### EXERCISE GOAL
Print out the material that follows word for word.
↓↓↓
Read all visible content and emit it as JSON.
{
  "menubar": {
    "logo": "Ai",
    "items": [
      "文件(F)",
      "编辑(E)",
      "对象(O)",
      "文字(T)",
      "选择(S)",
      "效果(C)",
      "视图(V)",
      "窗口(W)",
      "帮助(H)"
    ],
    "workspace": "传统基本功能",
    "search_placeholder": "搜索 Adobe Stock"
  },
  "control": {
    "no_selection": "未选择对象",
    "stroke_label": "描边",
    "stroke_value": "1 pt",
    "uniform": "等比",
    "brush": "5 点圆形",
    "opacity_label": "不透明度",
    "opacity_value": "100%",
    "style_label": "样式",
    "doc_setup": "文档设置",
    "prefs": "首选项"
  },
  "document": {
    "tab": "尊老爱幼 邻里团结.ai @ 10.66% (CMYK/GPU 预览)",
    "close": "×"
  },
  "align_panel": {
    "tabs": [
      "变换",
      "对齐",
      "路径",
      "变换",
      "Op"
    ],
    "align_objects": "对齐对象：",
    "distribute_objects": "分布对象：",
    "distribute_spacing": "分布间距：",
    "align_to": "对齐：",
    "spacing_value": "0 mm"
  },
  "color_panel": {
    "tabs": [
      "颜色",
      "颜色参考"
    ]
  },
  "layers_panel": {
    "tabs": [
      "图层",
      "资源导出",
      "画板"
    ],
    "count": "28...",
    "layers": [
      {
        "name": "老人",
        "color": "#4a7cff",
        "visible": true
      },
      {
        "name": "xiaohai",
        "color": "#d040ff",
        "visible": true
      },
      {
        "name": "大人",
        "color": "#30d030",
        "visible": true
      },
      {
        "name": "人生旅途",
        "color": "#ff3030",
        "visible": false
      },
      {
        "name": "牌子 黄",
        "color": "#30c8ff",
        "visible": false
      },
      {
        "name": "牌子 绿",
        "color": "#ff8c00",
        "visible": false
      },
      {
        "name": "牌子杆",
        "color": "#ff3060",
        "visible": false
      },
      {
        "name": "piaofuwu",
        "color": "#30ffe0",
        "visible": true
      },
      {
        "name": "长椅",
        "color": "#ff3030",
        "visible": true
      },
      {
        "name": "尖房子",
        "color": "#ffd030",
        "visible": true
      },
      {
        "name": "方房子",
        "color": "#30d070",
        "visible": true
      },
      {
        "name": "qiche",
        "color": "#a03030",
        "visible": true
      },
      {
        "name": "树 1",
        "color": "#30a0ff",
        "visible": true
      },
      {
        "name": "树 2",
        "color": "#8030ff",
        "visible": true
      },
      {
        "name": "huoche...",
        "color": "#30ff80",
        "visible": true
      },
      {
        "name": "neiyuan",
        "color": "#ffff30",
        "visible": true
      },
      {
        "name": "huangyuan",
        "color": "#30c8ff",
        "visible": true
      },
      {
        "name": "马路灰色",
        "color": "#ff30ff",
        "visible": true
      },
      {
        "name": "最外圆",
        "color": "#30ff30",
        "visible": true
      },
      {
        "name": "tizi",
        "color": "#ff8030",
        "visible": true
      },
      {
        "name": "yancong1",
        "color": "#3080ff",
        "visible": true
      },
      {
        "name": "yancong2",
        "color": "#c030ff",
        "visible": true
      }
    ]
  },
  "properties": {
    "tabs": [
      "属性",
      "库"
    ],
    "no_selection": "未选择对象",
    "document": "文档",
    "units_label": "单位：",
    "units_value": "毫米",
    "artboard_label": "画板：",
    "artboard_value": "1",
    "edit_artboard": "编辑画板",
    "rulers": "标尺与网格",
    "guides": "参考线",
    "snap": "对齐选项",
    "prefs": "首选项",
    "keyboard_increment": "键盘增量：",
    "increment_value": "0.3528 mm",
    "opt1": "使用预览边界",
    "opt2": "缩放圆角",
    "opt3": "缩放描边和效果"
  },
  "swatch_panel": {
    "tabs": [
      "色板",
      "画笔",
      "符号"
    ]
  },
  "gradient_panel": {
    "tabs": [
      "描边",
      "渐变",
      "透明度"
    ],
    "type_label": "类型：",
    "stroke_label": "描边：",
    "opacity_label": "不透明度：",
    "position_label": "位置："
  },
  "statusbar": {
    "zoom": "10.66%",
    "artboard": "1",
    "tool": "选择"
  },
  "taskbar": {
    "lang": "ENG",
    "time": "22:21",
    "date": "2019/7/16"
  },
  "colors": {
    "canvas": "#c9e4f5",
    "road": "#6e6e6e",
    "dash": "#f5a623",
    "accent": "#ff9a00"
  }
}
↑↑↑
### WORKED SOLUTION
Read all visible content and emit it as JSON.
{
  "menubar": {
    "logo": "Ai",
    "items": [
      "文件(F)",
      "编辑(E)",
      "对象(O)",
      "文字(T)",
      "选择(S)",
      "效果(C)",
      "视图(V)",
      "窗口(W)",
      "帮助(H)"
    ],
    "workspace": "传统基本功能",
    "search_placeholder": "搜索 Adobe Stock"
  },
  "control": {
    "no_selection": "未选择对象",
    "stroke_label": "描边",
    "stroke_value": "1 pt",
    "uniform": "等比",
    "brush": "5 点圆形",
    "opacity_label": "不透明度",
    "opacity_value": "100%",
    "style_label": "样式",
    "doc_setup": "文档设置",
    "prefs": "首选项"
  },
  "document": {
    "tab": "尊老爱幼 邻里团结.ai @ 10.66% (CMYK/GPU 预览)",
    "close": "×"
  },
  "align_panel": {
    "tabs": [
      "变换",
      "对齐",
      "路径",
      "变换",
      "Op"
    ],
    "align_objects": "对齐对象：",
    "distribute_objects": "分布对象：",
    "distribute_spacing": "分布间距：",
    "align_to": "对齐：",
    "spacing_value": "0 mm"
  },
  "color_panel": {
    "tabs": [
      "颜色",
      "颜色参考"
    ]
  },
  "layers_panel": {
    "tabs": [
      "图层",
      "资源导出",
      "画板"
    ],
    "count": "28...",
    "layers": [
      {
        "name": "老人",
        "color": "#4a7cff",
        "visible": true
      },
      {
        "name": "xiaohai",
        "color": "#d040ff",
        "visible": true
      },
      {
        "name": "大人",
        "color": "#30d030",
        "visible": true
      },
      {
        "name": "人生旅途",
        "color": "#ff3030",
        "visible": false
      },
      {
        "name": "牌子 黄",
        "color": "#30c8ff",
        "visible": false
      },
      {
        "name": "牌子 绿",
        "color": "#ff8c00",
        "visible": false
      },
      {
        "name": "牌子杆",
        "color": "#ff3060",
        "visible": false
      },
      {
        "name": "piaofuwu",
        "color": "#30ffe0",
        "visible": true
      },
      {
        "name": "长椅",
        "color": "#ff3030",
        "visible": true
      },
      {
        "name": "尖房子",
        "color": "#ffd030",
        "visible": true
      },
      {
        "name": "方房子",
        "color": "#30d070",
        "visible": true
      },
      {
        "name": "qiche",
        "color": "#a03030",
        "visible": true
      },
      {
        "name": "树 1",
        "color": "#30a0ff",
        "visible": true
      },
      {
        "name": "树 2",
        "color": "#8030ff",
        "visible": true
      },
      {
        "name": "huoche...",
        "color": "#30ff80",
        "visible": true
      },
      {
        "name": "neiyuan",
        "color": "#ffff30",
        "visible": true
      },
      {
        "name": "huangyuan",
        "color": "#30c8ff",
        "visible": true
      },
      {
        "name": "马路灰色",
        "color": "#ff30ff",
        "visible": true
      },
      {
        "name": "最外圆",
        "color": "#30ff30",
        "visible": true
      },
      {
        "name": "tizi",
        "color": "#ff8030",
        "visible": true
      },
      {
        "name": "yancong1",
        "color": "#3080ff",
        "visible": true
      },
      {
        "name": "yancong2",
        "color": "#c030ff",
        "visible": true
      }
    ]
  },
  "properties": {
    "tabs": [
      "属性",
      "库"
    ],
    "no_selection": "未选择对象",
    "document": "文档",
    "units_label": "单位：",
    "units_value": "毫米",
    "artboard_label": "画板：",
    "artboard_value": "1",
    "edit_artboard": "编辑画板",
    "rulers": "标尺与网格",
    "guides": "参考线",
    "snap": "对齐选项",
    "prefs": "首选项",
    "keyboard_increment": "键盘增量：",
    "increment_value": "0.3528 mm",
    "opt1": "使用预览边界",
    "opt2": "缩放圆角",
    "opt3": "缩放描边和效果"
  },
  "swatch_panel": {
    "tabs": [
      "色板",
      "画笔",
      "符号"
    ]
  },
  "gradient_panel": {
    "tabs": [
      "描边",
      "渐变",
      "透明度"
    ],
    "type_label": "类型：",
    "stroke_label": "描边：",
    "opacity_label": "不透明度：",
    "position_label": "位置："
  },
  "statusbar": {
    "zoom": "10.66%",
    "artboard": "1",
    "tool": "选择"
  },
  "taskbar": {
    "lang": "ENG",
    "time": "22:21",
    "date": "2019/7/16"
  },
  "colors": {
    "canvas": "#c9e4f5",
    "road": "#6e6e6e",
    "dash": "#f5a623",
    "accent": "#ff9a00"
  }
}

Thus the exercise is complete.